TO DO. According to the passage on peak oil and global warming, when will the asteroid named PO hit?
>> begin PASSAGE PROVIDED
While we are PO-aware here, most people aren't unless one of us manages to talk one-on-one with someone. Lots of people like to scapegoat oil companies, Arabs, etc. for the ever-climbing gas prices.

But there is a critical difference between the two issues: With GW, we can choose to mitigate it and use less, but PO will force us to use less! Big difference. The gas prices (and its trickle-down effects) will force the mitigation. After all, tar sands are hard to extract. And shale is probably a done deal in terms of being too hard to extract.

I agree, it's as if we have 2 large asteroids heading towards us. One is large and will hit in 2 years, it's called PO and one is absolutely humongous but won't hit until quite a bit later than PO. It's called GW. Because PO is about to hit us if we don't do something it is forcing us to act. So in the short term we need to take agressive and expensive action to deflect PO. Unfortunately we have watched PO approach us for 50 years and taken no action to deflect it. Afterwards (or maybe at the same time) we can work on GW. Hopefully we will learn that relatively small actions now will deflect GW enough to pass us by rather than making the same mistake we made with PO - i.e. allowing it to get close so that it becomes more difficult to deflect. Small actions count more over large distances than large actions over small distances. At the end of the day, we likely will deflect them either way - it's a matter of cost.
Amen.
PO >>>>>>>> GW

Not even close.  Does GW have the potential to cause die-back to pre-industrial revolution population levels (1.5 billion people or less)??  Peak fossil fuels is a far more serious problem for civilization in general and it's severe effects will occur much faster.  

Depends on what it does to the food and water supply.
From a purely selfish national point of view I would prefer a dire PO scenario over a dire GW scenario. If you already have a good climate, ok infrastructure and plenty of natural resources it is easier to weather PO and then a climate shift forcing you to move somewhere while abandoning all fixed investments.
Wouldn't it be interesting to have crocodiles in Sweden ?

No need for summer vacations in Spain, etc.

Crocodile teeth have been found in the high Canadian Artic islands, along with warm temperate tree species.

Having a freezing winter kills a lot of potential pests wich makes it possible to farm with fairly little pesticides. We loose productive months compared with warmer climates but what is produced is often good with small inputs of nasty stuff.

Having plenty of rainfall, often fairly well distributed over the months makes it very easy to get fresh water and good crops and gives us plenty of hydro power.
>> end PASSAGE PROVIDED
>> begin DATA SECTION
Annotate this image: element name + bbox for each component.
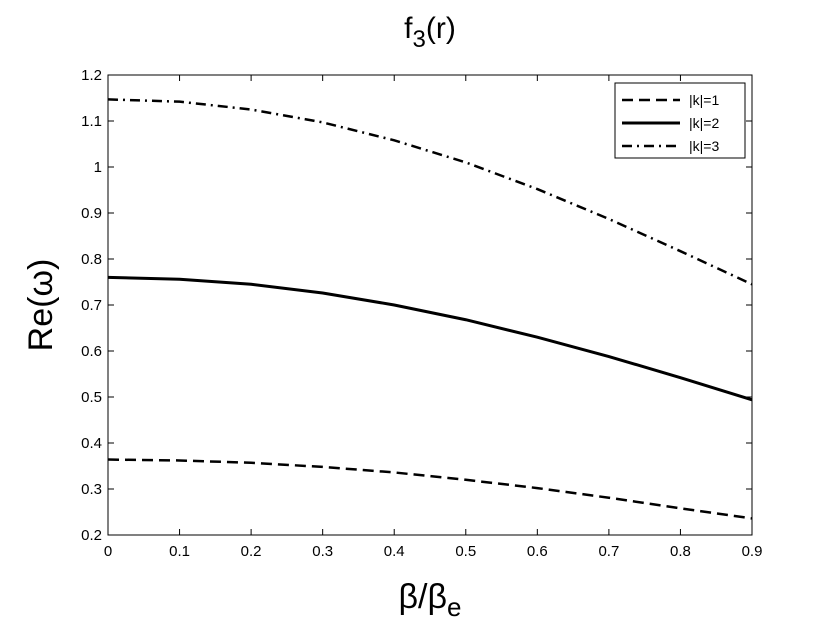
>> end DATA SECTION
THE OUTPUT. In 2 years.